# Data extracted from a collection
[BEGIN]
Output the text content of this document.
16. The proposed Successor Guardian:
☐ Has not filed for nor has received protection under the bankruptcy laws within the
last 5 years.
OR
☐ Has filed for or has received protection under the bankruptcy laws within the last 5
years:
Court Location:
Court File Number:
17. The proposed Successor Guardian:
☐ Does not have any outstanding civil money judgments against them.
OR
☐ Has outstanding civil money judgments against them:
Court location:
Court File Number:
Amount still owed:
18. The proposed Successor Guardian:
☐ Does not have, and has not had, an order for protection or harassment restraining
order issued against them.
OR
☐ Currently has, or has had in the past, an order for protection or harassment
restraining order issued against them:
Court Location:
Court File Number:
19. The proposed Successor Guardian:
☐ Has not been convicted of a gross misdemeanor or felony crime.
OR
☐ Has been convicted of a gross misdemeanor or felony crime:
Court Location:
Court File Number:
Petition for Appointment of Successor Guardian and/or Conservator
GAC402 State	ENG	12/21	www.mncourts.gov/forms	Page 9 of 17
[END]
[BEGIN]
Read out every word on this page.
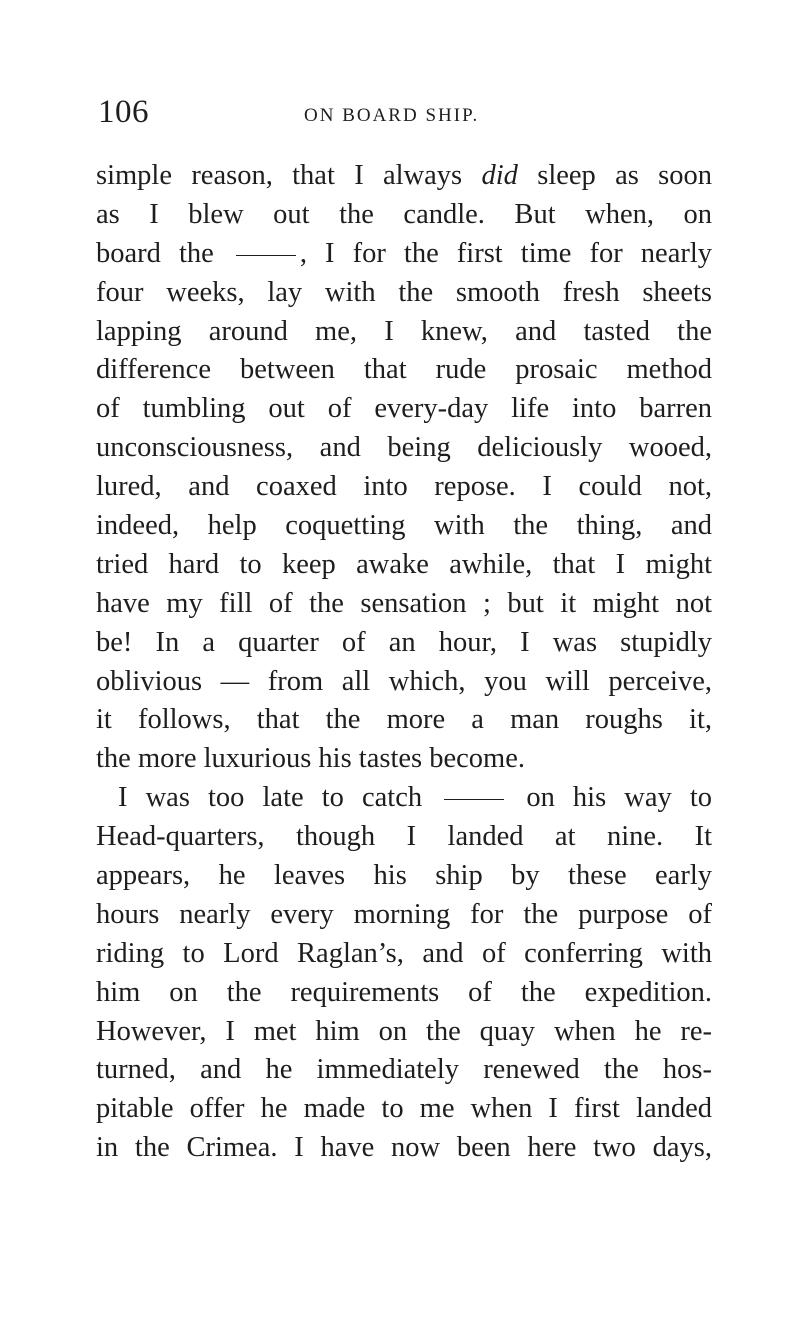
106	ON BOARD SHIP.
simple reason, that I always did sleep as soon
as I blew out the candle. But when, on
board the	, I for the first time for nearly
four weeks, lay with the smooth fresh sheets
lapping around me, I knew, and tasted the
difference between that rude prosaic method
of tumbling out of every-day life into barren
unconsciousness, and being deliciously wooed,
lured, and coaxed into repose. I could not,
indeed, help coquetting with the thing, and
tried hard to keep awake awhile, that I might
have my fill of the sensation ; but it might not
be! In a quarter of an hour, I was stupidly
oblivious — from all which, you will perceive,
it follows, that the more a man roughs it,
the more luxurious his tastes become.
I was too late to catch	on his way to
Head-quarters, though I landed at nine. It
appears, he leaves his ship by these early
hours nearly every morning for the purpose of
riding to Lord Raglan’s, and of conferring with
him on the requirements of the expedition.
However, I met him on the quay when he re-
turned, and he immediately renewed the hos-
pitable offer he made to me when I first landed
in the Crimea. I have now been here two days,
[END]
# Instruction
Extract every line containing the string "money" from the data above.

# Right answer
☐ Does not have any outstanding civil money judgments against them.
☐ Has outstanding civil money judgments against them:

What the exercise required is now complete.